2022-07-05

愛知同士で生まれた自動車業界のM&A!欲しかったのは「社員の交流の場」と「エンドユーザーとの接点」

買い手(法人):匿名

<中小企業の事業拡大を目指したM&A・買収事例>

 

自動車設計を手掛けており、大手自動車メーカーと取引実績も多数のT社。代表のIさんはM&Aに積極的で、2022年3月に自動車整備・パーツ販売を手掛ける会社を買収します。

買収理由は、本業の売上を補填するためやシナジーを生むためではなく、「エンドユーザーとの接点を持ちたい」、「車好きの社員が、気軽に集える場を作りたい」という思いからでした。また、今回の他にもM&Aを検討しているそうですが、どんなM&Aをする際にも案件選定において大事にしている条件が二つあるということでした。

やりたいことを実現する手段としてM&Aを活用するIさんに、M&A前後のエピソードや交渉において大事にしていたこと、M&Aを行う上でのアドバイスを含めて伺ってきました。

_ _ _ _ _

* 指示:
上記のM&A事例記事のうち、「買収理由は、本業の売上を補填」から始まり「が二つあるということでした。」で終わる部分を、一字一句違えずに書き写してください。

_ _ _ _ _

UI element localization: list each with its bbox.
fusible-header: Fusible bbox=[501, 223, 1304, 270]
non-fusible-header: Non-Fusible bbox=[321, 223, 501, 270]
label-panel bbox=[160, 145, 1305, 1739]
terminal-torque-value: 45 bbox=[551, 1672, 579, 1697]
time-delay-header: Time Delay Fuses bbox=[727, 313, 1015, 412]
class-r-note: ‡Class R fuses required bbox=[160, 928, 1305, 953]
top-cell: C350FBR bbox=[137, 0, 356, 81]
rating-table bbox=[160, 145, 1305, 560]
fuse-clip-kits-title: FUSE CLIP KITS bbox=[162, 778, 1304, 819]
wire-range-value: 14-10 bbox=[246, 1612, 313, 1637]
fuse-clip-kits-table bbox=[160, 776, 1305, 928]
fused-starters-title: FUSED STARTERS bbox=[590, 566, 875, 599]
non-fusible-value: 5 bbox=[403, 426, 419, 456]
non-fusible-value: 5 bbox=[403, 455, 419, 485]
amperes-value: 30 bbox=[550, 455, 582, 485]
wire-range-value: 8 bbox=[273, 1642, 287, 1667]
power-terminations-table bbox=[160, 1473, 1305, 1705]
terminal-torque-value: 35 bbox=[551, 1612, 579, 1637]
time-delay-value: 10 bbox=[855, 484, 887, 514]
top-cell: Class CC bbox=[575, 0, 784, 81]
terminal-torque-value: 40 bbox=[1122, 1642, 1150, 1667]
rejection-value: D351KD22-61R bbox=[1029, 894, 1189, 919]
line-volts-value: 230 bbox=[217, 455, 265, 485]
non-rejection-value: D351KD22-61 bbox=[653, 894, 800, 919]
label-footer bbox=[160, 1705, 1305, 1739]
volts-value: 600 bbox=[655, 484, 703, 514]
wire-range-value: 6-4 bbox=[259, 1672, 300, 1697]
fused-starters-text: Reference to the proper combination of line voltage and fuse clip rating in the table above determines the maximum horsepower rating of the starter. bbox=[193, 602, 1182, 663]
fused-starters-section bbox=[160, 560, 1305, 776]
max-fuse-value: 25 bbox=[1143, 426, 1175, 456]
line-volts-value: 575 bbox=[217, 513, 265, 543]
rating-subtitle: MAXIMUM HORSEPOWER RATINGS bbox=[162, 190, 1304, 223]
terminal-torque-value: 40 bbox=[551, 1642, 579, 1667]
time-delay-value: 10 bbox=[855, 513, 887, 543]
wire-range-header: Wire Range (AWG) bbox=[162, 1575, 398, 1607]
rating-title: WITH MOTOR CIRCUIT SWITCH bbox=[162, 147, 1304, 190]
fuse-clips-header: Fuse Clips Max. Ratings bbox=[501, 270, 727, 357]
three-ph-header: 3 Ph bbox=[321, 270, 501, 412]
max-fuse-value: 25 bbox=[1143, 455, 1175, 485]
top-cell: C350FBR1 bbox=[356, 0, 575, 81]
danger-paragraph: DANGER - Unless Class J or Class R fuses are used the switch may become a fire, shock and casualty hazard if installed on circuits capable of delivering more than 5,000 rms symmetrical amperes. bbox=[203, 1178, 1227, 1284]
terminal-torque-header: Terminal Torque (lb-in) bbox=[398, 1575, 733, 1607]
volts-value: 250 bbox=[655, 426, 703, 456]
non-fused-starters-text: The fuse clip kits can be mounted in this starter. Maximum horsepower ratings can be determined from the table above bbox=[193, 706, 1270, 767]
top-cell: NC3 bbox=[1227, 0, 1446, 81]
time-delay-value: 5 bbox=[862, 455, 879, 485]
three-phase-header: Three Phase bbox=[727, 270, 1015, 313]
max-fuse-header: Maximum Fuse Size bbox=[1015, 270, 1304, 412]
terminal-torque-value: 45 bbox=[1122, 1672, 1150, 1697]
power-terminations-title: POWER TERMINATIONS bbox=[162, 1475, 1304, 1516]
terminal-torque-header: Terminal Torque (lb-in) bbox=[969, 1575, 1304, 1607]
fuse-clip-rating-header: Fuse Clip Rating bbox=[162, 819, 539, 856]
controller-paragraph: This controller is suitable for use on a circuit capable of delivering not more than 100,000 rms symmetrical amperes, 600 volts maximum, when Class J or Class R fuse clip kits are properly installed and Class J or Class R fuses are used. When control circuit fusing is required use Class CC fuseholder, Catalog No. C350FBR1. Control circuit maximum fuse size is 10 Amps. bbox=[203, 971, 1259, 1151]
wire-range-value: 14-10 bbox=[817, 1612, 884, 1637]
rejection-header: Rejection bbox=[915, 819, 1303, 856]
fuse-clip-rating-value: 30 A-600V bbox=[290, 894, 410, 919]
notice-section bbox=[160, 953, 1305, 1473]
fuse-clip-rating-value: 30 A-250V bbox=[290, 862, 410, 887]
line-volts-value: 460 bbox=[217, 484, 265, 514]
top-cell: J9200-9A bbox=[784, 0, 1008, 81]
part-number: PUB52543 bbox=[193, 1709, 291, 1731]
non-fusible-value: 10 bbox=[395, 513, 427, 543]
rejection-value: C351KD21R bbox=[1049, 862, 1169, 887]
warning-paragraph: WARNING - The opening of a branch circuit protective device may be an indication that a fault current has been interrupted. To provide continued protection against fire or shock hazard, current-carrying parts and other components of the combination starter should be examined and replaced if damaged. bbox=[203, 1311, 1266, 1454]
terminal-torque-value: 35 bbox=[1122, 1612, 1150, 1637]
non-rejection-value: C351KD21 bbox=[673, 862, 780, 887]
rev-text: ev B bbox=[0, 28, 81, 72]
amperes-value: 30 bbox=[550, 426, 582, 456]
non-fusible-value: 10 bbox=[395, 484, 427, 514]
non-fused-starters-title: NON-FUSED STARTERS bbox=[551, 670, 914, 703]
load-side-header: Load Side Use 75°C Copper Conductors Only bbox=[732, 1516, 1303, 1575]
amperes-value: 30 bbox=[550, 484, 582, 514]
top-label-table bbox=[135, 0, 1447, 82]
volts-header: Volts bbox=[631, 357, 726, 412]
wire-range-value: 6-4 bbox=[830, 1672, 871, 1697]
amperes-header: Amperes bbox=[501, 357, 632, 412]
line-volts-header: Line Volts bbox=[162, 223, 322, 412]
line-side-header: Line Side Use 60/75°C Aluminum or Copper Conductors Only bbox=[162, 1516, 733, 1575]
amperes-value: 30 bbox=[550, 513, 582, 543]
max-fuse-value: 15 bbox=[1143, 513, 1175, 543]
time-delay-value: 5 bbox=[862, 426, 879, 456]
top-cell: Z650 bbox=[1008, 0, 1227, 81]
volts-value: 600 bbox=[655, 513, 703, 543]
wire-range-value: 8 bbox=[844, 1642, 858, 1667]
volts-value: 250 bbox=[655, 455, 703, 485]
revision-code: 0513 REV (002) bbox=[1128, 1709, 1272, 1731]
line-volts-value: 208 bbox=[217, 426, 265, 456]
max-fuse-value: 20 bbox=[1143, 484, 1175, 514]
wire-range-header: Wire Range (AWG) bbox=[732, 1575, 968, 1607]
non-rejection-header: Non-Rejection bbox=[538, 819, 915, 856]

_ _ _ _ _

* 解答:
買収理由は、本業の売上を補填するためやシナジーを生むためではなく、「エンドユーザーとの接点を持ちたい」、「車好きの社員が、気軽に集える場を作りたい」という思いからでした。また、今回の他にもM&Aを検討しているそうですが、どんなM&Aをする際にも案件選定において大事にしている条件が二つあるということでした。